Document excerpt:
____

Single by Jin

from the EP Echo
- Released: May 16, 2025
- Genre: Pop
- Length: 3:00
- Label: Big Hit
- Songwriters: Nathan Fertig; Wyatt Sanders;
- Producers: Tiggs; Sanders;

Jin singles chronology
| "Close to You" (2025) | "Don't Say You Love Me" (2025) |  |

Music video
- "Don't Say You Love Me" on YouTube

= Don't Say You Love Me (Jin song) =

"Don't Say You Love Me" is a song by South Korean singer Jin, released on May 16, 2025 as the lead single from his second EP Echo (2025). It was written and produced by Tiggs and Wyatt Sanders.

==Background==
Jin selected the song as the lead single because he felt it was "pleasant to listen to" and "the easiest on the ears" among the tracks from Echo.

==Lyrics and composition==
The song is about a couple struggling to break up despite their failing relationship, with lyrics depicting their inner conflicts, sadness and ambivalence. In the first verse, Jin revolves around the difficulty for him to move on. He asks his ex to help him with letting go during the chorus: "Don't tell me that you're gonna miss me / Just tell me that you wanna kill me".

==Critical reception==
Maria Letícia L. Gomes of Clash described the song as "sonically soft and emotionally unresolved", adding that "With its restrained structure and light melody, it hovers around the pain of a relationship that won't cleanly end. Jin's calm delivery aligns with the theme, holding back rather than spilling over. The simplicity serves the song, even though it would risk fading into a cliche pop formula if not for the emotion in his phrasing, which changes the track for the better." Nmesoma Okechukwu of Euphoria remarked "if there's a song that I think has a moderate staying power, it's Jin's 'Don't Say You Love Me.' He's obviously mastered his voice, because he could oh so swiftly shift through notes that it feels like your ears are on holiday."

==Music video==
The music video was released alongside the single. Directed by Yongseok Choi, it was filmed in Singapore in partnership with the Singapore Tourism Board. The video stars South Korean actress Shin Se-kyung and was the first time that Jin worked with an actor. It opens with Jin watching Shin drive away. As he visits tourist attractions (including the Goldhill Plaza, Marina Bay, National Gallery Singapore, Gardens by the Bay, Anderson Bridge and Singapore Flyer), Jin has visions of Shin in these places and is haunted by memories of their relationship. In the finale, Jin chases her departing car and eventually reunites with Shin.

____

Given entries:
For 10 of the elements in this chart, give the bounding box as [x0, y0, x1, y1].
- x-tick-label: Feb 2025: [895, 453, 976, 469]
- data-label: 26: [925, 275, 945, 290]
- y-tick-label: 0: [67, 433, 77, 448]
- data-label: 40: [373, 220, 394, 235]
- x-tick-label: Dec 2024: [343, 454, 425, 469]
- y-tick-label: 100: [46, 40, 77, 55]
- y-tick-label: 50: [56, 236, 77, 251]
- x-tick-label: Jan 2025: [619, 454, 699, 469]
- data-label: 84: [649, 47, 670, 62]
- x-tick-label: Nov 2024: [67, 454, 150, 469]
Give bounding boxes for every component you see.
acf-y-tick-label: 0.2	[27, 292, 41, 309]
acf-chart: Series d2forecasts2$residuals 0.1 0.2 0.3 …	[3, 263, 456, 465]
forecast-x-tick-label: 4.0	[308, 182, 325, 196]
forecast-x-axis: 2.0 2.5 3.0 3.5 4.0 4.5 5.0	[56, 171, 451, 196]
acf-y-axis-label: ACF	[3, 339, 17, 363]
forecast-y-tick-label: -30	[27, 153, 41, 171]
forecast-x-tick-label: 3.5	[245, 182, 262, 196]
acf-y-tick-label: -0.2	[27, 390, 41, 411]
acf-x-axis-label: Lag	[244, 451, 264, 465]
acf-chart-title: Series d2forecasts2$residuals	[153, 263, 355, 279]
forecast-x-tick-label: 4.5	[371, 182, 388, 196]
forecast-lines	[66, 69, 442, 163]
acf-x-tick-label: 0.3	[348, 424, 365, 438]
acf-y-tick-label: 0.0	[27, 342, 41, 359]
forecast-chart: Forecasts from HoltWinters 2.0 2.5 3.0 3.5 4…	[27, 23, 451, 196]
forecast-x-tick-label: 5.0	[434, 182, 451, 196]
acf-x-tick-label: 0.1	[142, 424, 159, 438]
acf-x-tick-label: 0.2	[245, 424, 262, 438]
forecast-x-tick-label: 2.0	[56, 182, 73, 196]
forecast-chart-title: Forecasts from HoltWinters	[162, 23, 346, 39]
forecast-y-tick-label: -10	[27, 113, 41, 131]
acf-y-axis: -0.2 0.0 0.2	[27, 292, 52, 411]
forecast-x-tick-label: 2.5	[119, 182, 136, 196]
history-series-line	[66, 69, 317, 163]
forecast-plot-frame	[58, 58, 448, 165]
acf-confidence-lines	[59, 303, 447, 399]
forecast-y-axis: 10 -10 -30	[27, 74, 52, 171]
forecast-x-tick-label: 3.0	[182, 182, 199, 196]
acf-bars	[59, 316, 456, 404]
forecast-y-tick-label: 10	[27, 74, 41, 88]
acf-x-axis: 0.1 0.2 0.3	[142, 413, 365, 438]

____

Problem 1: List the tourist attractions that Jin visits in the music video, as named in the article about "Don't Say You Love Me."
Problem 2: Copy the passage from the article about "Don't Say You Love Me," starting with "Jin singles chronology" and going on through "and Wyatt Sanders.".

Exercise output 1:
Goldhill Plaza
Marina Bay
National Gallery Singapore
Gardens by the Bay
Anderson Bridge
Singapore Flyer

Exercise output 2:
Jin singles chronology
| "Close to You" (2025) | "Don't Say You Love Me" (2025) |  |

Music video
- "Don't Say You Love Me" on YouTube

= Don't Say You Love Me (Jin song) =

"Don't Say You Love Me" is a song by South Korean singer Jin, released on May 16, 2025 as the lead single from his second EP Echo (2025). It was written and produced by Tiggs and Wyatt Sanders.